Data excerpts
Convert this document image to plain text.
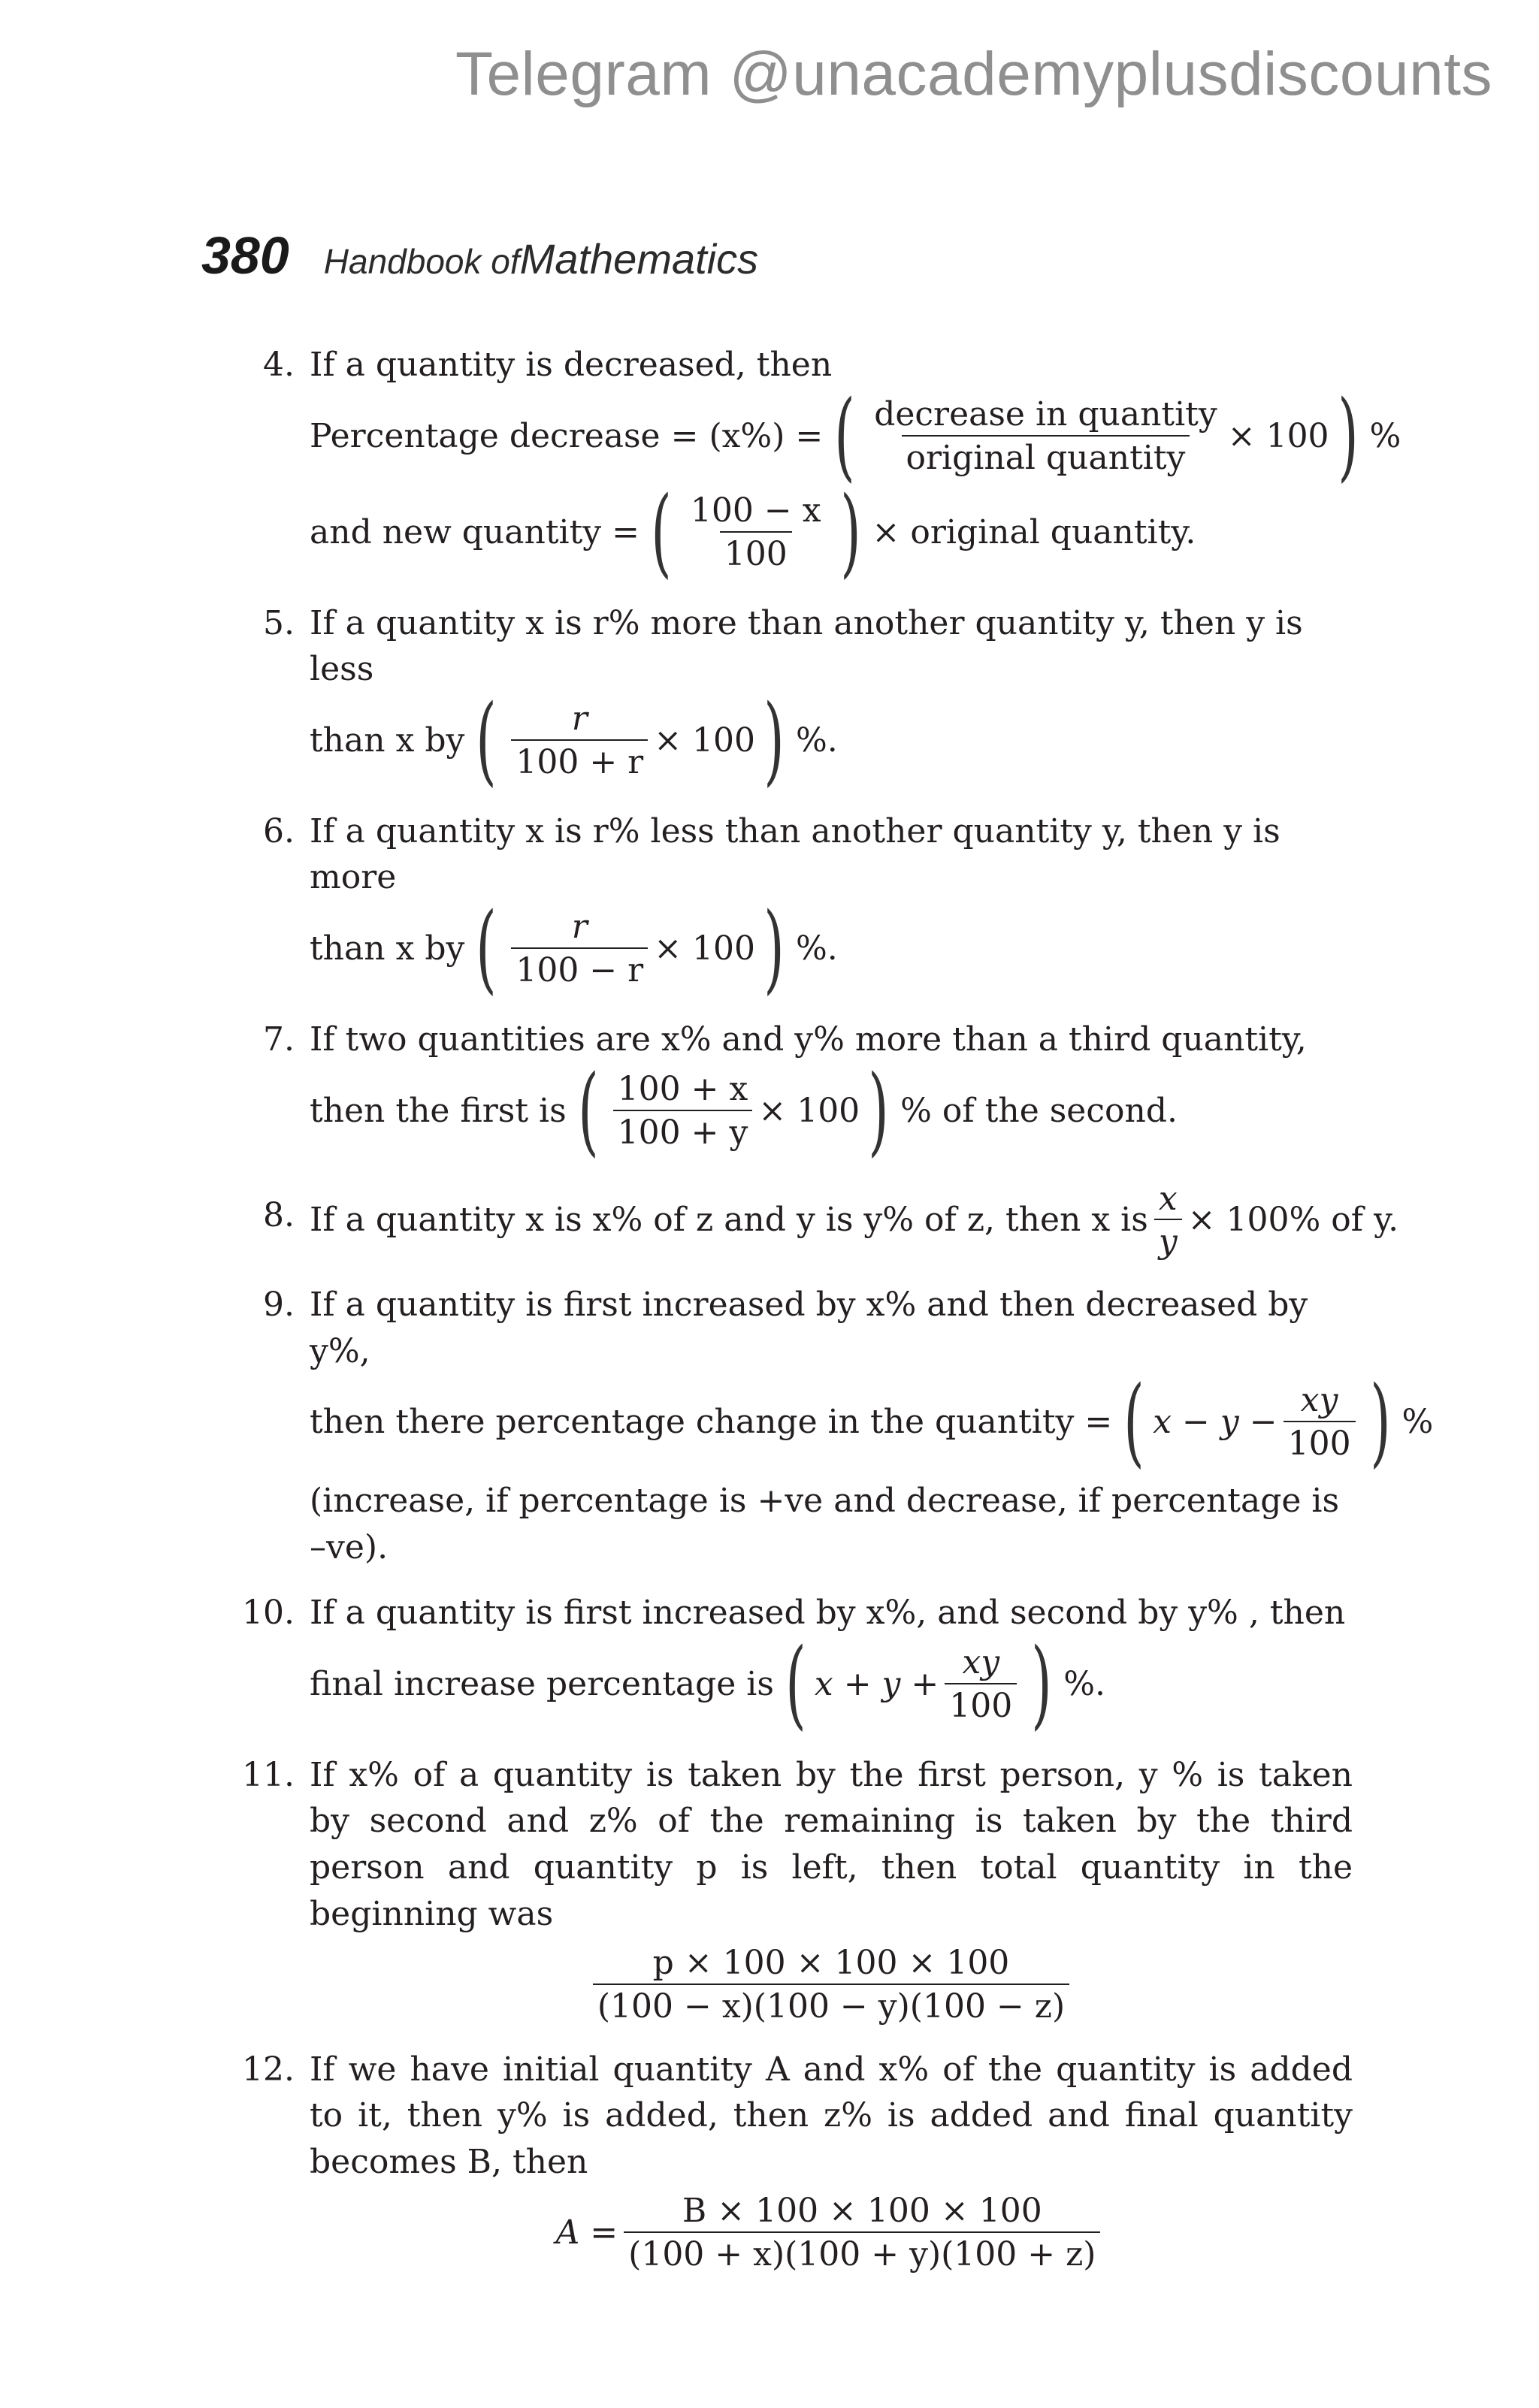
Telegram @unacademyplusdiscounts
380 Handbook ofMathematics
4. If a quantity is decreased, then
Percentage decrease = (x%) = ( $\frac{\text{decrease in quantity}}{\text{original quantity}} \times 100$ ) %
and new quantity = ( $\frac{100 - x}{100}$ ) × original quantity.
5. If a quantity x is r% more than another quantity y, then y is less
than x by ( $\frac{r}{100 + r} \times 100$ ) %.
6. If a quantity x is r% less than another quantity y, then y is more
than x by ( $\frac{r}{100 - r} \times 100$ ) %.
7. If two quantities are x% and y% more than a third quantity,
then the first is ( $\frac{100 + x}{100 + y} \times 100$ ) % of the second.
8. If a quantity x is x% of z and y is y% of z, then x is $\frac{x}{y} \times 100\%$ of y.
9. If a quantity is first increased by x% and then decreased by y%,
then there percentage change in the quantity = ( $x - y - \frac{xy}{100}$ ) %
(increase, if percentage is +ve and decrease, if percentage is –ve).
10. If a quantity is first increased by x%, and second by y% , then
final increase percentage is ( $x + y + \frac{xy}{100}$ ) %.
11. If x% of a quantity is taken by the first person, y % is taken by second and z% of the remaining is taken by the third person and quantity p is left, then total quantity in the beginning was
$\frac{p \times 100 \times 100 \times 100}{(100 - x)(100 - y)(100 - z)}$
12. If we have initial quantity A and x% of the quantity is added to it, then y% is added, then z% is added and final quantity becomes B, then
$A = \frac{B \times 100 \times 100 \times 100}{(100 + x)(100 + y)(100 + z)}$
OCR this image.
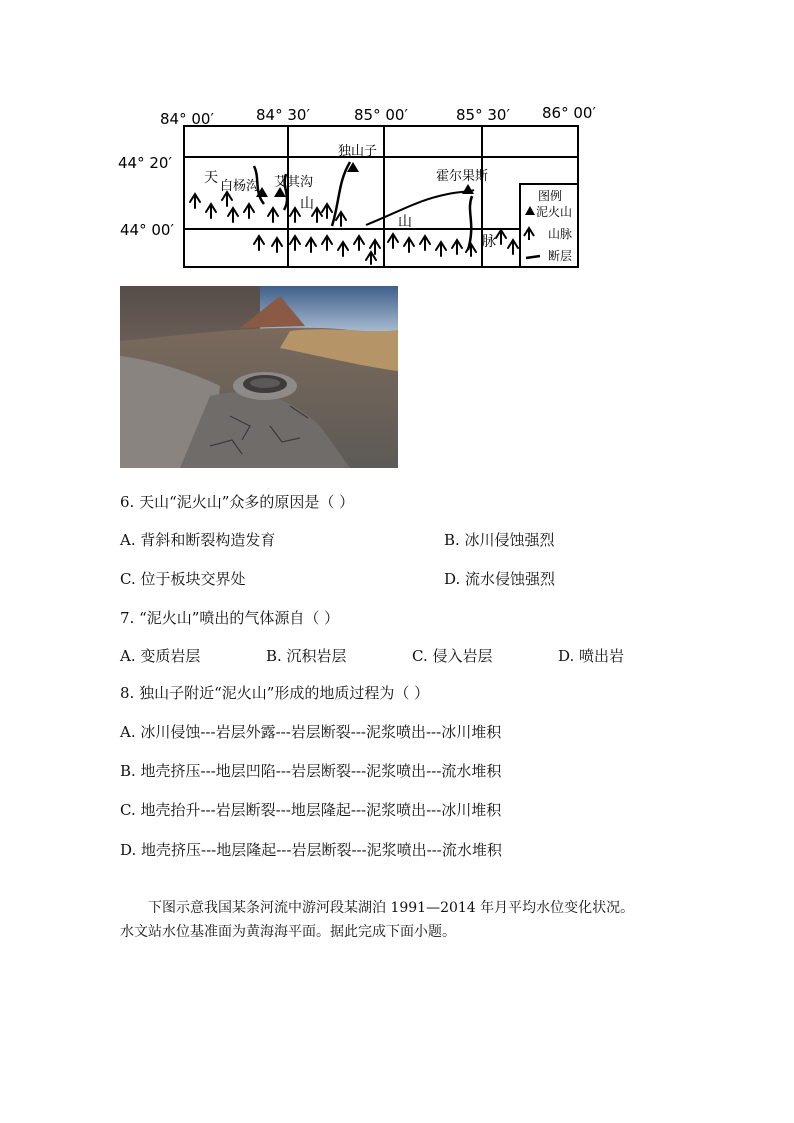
84° 00′	84° 30′	85° 00′	85° 30′ 86° 00′
44° 20′
44° 00′
独山子
白杨沟 艾其沟	霍尔果斯
天
山
山
脉
图例
泥火山
山脉
断层
6. 天山“泥火山”众多的原因是（ ）
A. 背斜和断裂构造发育	B. 冰川侵蚀强烈
C. 位于板块交界处	D. 流水侵蚀强烈
7. “泥火山”喷出的气体源自（ ）
A. 变质岩层	B. 沉积岩层	C. 侵入岩层	D. 喷出岩
8. 独山子附近“泥火山”形成的地质过程为（ ）
A. 冰川侵蚀---岩层外露---岩层断裂---泥浆喷出---冰川堆积
B. 地壳挤压---地层凹陷---岩层断裂---泥浆喷出---流水堆积
C. 地壳抬升---岩层断裂---地层隆起---泥浆喷出---冰川堆积
D. 地壳挤压---地层隆起---岩层断裂---泥浆喷出---流水堆积
下图示意我国某条河流中游河段某湖泊 1991—2014 年月平均水位变化状况。
水文站水位基准面为黄海海平面。据此完成下面小题。
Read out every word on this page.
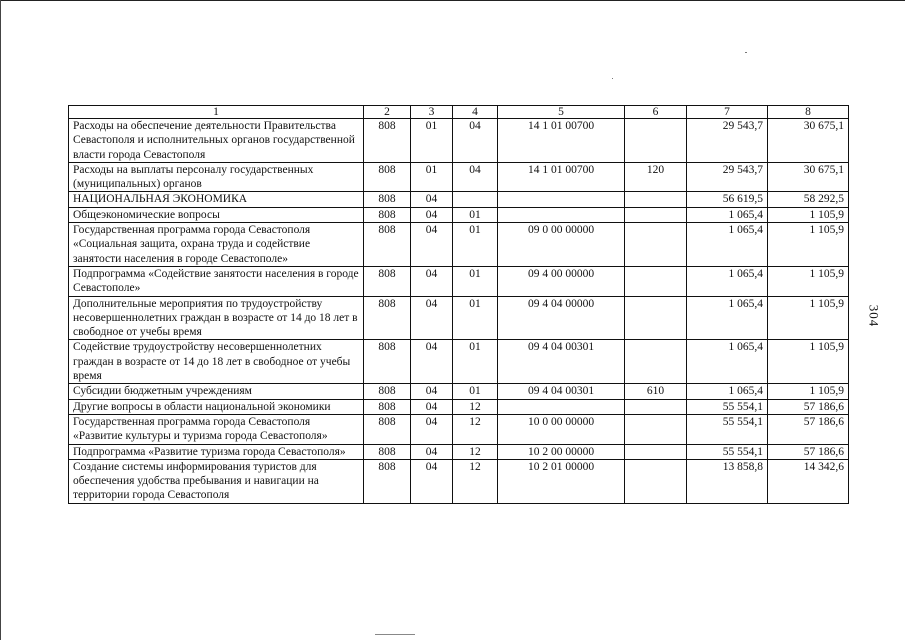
304
1	2	3	4	5	6	7	8
Расходы на обеспечение деятельности Правительства Севастополя и исполнительных органов государственной власти города Севастополя	808	01	04	14 1 01 00700		29 543,7	30 675,1
Расходы на выплаты персоналу государственных (муниципальных) органов	808	01	04	14 1 01 00700	120	29 543,7	30 675,1
НАЦИОНАЛЬНАЯ ЭКОНОМИКА	808	04				56 619,5	58 292,5
Общеэкономические вопросы	808	04	01			1 065,4	1 105,9
Государственная программа города Севастополя «Социальная защита, охрана труда и содействие занятости населения в городе Севастополе»	808	04	01	09 0 00 00000		1 065,4	1 105,9
Подпрограмма «Содействие занятости населения в городе Севастополе»	808	04	01	09 4 00 00000		1 065,4	1 105,9
Дополнительные мероприятия по трудоустройству несовершеннолетних граждан в возрасте от 14 до 18 лет в свободное от учебы время	808	04	01	09 4 04 00000		1 065,4	1 105,9
Содействие трудоустройству несовершеннолетних граждан в возрасте от 14 до 18 лет в свободное от учебы время	808	04	01	09 4 04 00301		1 065,4	1 105,9
Субсидии бюджетным учреждениям	808	04	01	09 4 04 00301	610	1 065,4	1 105,9
Другие вопросы в области национальной экономики	808	04	12			55 554,1	57 186,6
Государственная программа города Севастополя «Развитие культуры и туризма города Севастополя»	808	04	12	10 0 00 00000		55 554,1	57 186,6
Подпрограмма «Развитие туризма города Севастополя»	808	04	12	10 2 00 00000		55 554,1	57 186,6
Создание системы информирования туристов для обеспечения удобства пребывания и навигации на территории города Севастополя	808	04	12	10 2 01 00000		13 858,8	14 342,6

- EXERCISE REQUIREMENTS -
Without including any pictures, reproduce the listing exactly.

- SOLUTION FOR THIS PROBLEM -
Convert this document image to plain text.
Telegram @unacademyplusdiscounts
380 Handbook ofMathematics
4. If a quantity is decreased, then
Percentage decrease = (x%) = ( $\frac{\text{decrease in quantity}}{\text{original quantity}} \times 100$ ) %
and new quantity = ( $\frac{100 - x}{100}$ ) × original quantity.
5. If a quantity x is r% more than another quantity y, then y is less
than x by ( $\frac{r}{100 + r} \times 100$ ) %.
6. If a quantity x is r% less than another quantity y, then y is more
than x by ( $\frac{r}{100 - r} \times 100$ ) %.
7. If two quantities are x% and y% more than a third quantity,
then the first is ( $\frac{100 + x}{100 + y} \times 100$ ) % of the second.
8. If a quantity x is x% of z and y is y% of z, then x is $\frac{x}{y} \times 100\%$ of y.
9. If a quantity is first increased by x% and then decreased by y%,
then there percentage change in the quantity = ( $x - y - \frac{xy}{100}$ ) %
(increase, if percentage is +ve and decrease, if percentage is –ve).
10. If a quantity is first increased by x%, and second by y% , then
final increase percentage is ( $x + y + \frac{xy}{100}$ ) %.
11. If x% of a quantity is taken by the first person, y % is taken by second and z% of the remaining is taken by the third person and quantity p is left, then total quantity in the beginning was
$\frac{p \times 100 \times 100 \times 100}{(100 - x)(100 - y)(100 - z)}$
12. If we have initial quantity A and x% of the quantity is added to it, then y% is added, then z% is added and final quantity becomes B, then
$A = \frac{B \times 100 \times 100 \times 100}{(100 + x)(100 + y)(100 + z)}$
OCR this image.
84° 00′	84° 30′	85° 00′	85° 30′ 86° 00′
44° 20′
44° 00′
独山子
白杨沟 艾其沟	霍尔果斯
天
山
山
脉
图例
泥火山
山脉
断层
6. 天山“泥火山”众多的原因是（ ）
A. 背斜和断裂构造发育	B. 冰川侵蚀强烈
C. 位于板块交界处	D. 流水侵蚀强烈
7. “泥火山”喷出的气体源自（ ）
A. 变质岩层	B. 沉积岩层	C. 侵入岩层	D. 喷出岩
8. 独山子附近“泥火山”形成的地质过程为（ ）
A. 冰川侵蚀---岩层外露---岩层断裂---泥浆喷出---冰川堆积
B. 地壳挤压---地层凹陷---岩层断裂---泥浆喷出---流水堆积
C. 地壳抬升---岩层断裂---地层隆起---泥浆喷出---冰川堆积
D. 地壳挤压---地层隆起---岩层断裂---泥浆喷出---流水堆积
下图示意我国某条河流中游河段某湖泊 1991—2014 年月平均水位变化状况。
水文站水位基准面为黄海海平面。据此完成下面小题。
Read out every word on this page.
304
1	2	3	4	5	6	7	8
Расходы на обеспечение деятельности Правительства Севастополя и исполнительных органов государственной власти города Севастополя	808	01	04	14 1 01 00700		29 543,7	30 675,1
Расходы на выплаты персоналу государственных (муниципальных) органов	808	01	04	14 1 01 00700	120	29 543,7	30 675,1
НАЦИОНАЛЬНАЯ ЭКОНОМИКА	808	04				56 619,5	58 292,5
Общеэкономические вопросы	808	04	01			1 065,4	1 105,9
Государственная программа города Севастополя «Социальная защита, охрана труда и содействие занятости населения в городе Севастополе»	808	04	01	09 0 00 00000		1 065,4	1 105,9
Подпрограмма «Содействие занятости населения в городе Севастополе»	808	04	01	09 4 00 00000		1 065,4	1 105,9
Дополнительные мероприятия по трудоустройству несовершеннолетних граждан в возрасте от 14 до 18 лет в свободное от учебы время	808	04	01	09 4 04 00000		1 065,4	1 105,9
Содействие трудоустройству несовершеннолетних граждан в возрасте от 14 до 18 лет в свободное от учебы время	808	04	01	09 4 04 00301		1 065,4	1 105,9
Субсидии бюджетным учреждениям	808	04	01	09 4 04 00301	610	1 065,4	1 105,9
Другие вопросы в области национальной экономики	808	04	12			55 554,1	57 186,6
Государственная программа города Севастополя «Развитие культуры и туризма города Севастополя»	808	04	12	10 0 00 00000		55 554,1	57 186,6
Подпрограмма «Развитие туризма города Севастополя»	808	04	12	10 2 00 00000		55 554,1	57 186,6
Создание системы информирования туристов для обеспечения удобства пребывания и навигации на территории города Севастополя	808	04	12	10 2 01 00000		13 858,8	14 342,6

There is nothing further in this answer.